[Collected data entries]
______
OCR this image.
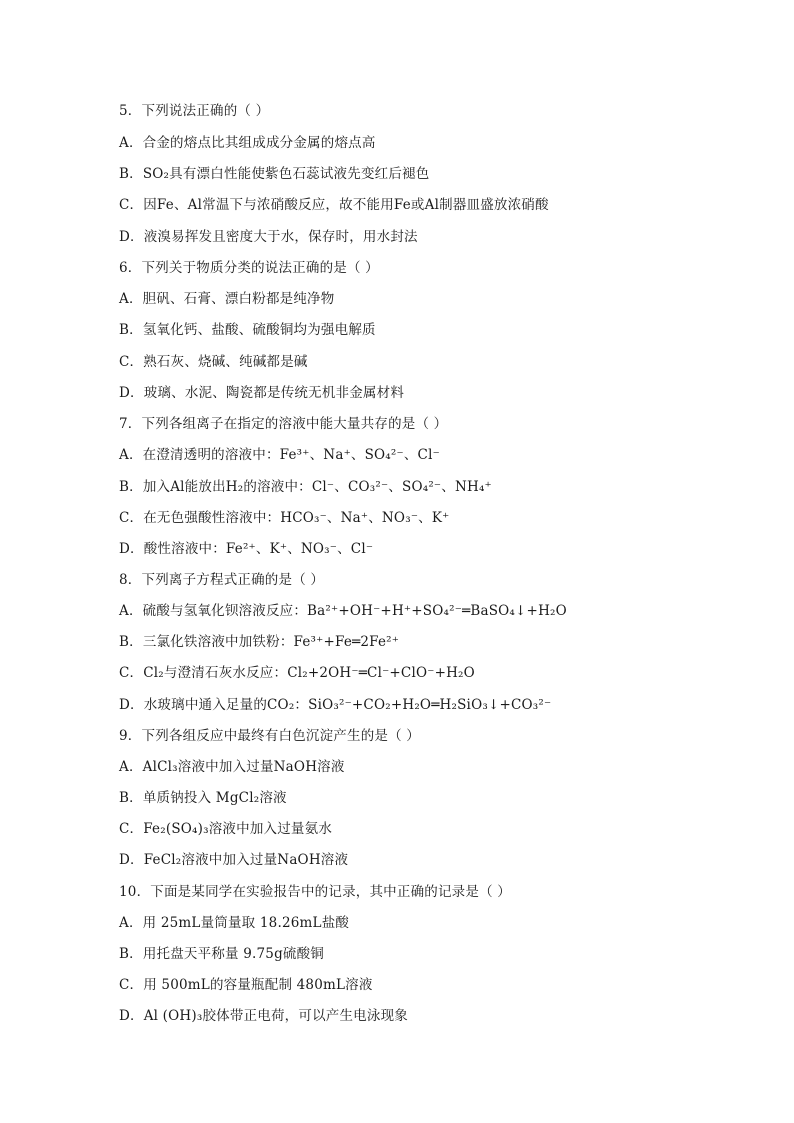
5．下列说法正确的（ ）
A．合金的熔点比其组成成分金属的熔点高
B．SO₂具有漂白性能使紫色石蕊试液先变红后褪色
C．因Fe、Al常温下与浓硝酸反应，故不能用Fe或Al制器皿盛放浓硝酸
D．液溴易挥发且密度大于水，保存时，用水封法
6．下列关于物质分类的说法正确的是（ ）
A．胆矾、石膏、漂白粉都是纯净物
B．氢氧化钙、盐酸、硫酸铜均为强电解质
C．熟石灰、烧碱、纯碱都是碱
D．玻璃、水泥、陶瓷都是传统无机非金属材料
7．下列各组离子在指定的溶液中能大量共存的是（ ）
A．在澄清透明的溶液中：Fe³⁺、Na⁺、SO₄²⁻、Cl⁻
B．加入Al能放出H₂的溶液中：Cl⁻、CO₃²⁻、SO₄²⁻、NH₄⁺
C．在无色强酸性溶液中：HCO₃⁻、Na⁺、NO₃⁻、K⁺
D．酸性溶液中：Fe²⁺、K⁺、NO₃⁻、Cl⁻
8．下列离子方程式正确的是（ ）
A．硫酸与氢氧化钡溶液反应：Ba²⁺+OH⁻+H⁺+SO₄²⁻═BaSO₄↓+H₂O
B．三氯化铁溶液中加铁粉：Fe³⁺+Fe═2Fe²⁺
C．Cl₂与澄清石灰水反应：Cl₂+2OH⁻═Cl⁻+ClO⁻+H₂O
D．水玻璃中通入足量的CO₂：SiO₃²⁻+CO₂+H₂O═H₂SiO₃↓+CO₃²⁻
9．下列各组反应中最终有白色沉淀产生的是（ ）
A．AlCl₃溶液中加入过量NaOH溶液
B．单质钠投入 MgCl₂溶液
C．Fe₂(SO₄)₃溶液中加入过量氨水
D．FeCl₂溶液中加入过量NaOH溶液
10．下面是某同学在实验报告中的记录，其中正确的记录是（ ）
A．用 25mL量筒量取 18.26mL盐酸
B．用托盘天平称量 9.75g硫酸铜
C．用 500mL的容量瓶配制 480mL溶液
D．Al (OH)₃胶体带正电荷，可以产生电泳现象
______
| Instructions to follow |
In the records above, collect each line with "SO₄²".

| Output below |
A．在澄清透明的溶液中：Fe³⁺、Na⁺、SO₄²⁻、Cl⁻
B．加入Al能放出H₂的溶液中：Cl⁻、CO₃²⁻、SO₄²⁻、NH₄⁺
A．硫酸与氢氧化钡溶液反应：Ba²⁺+OH⁻+H⁺+SO₄²⁻═BaSO₄↓+H₂O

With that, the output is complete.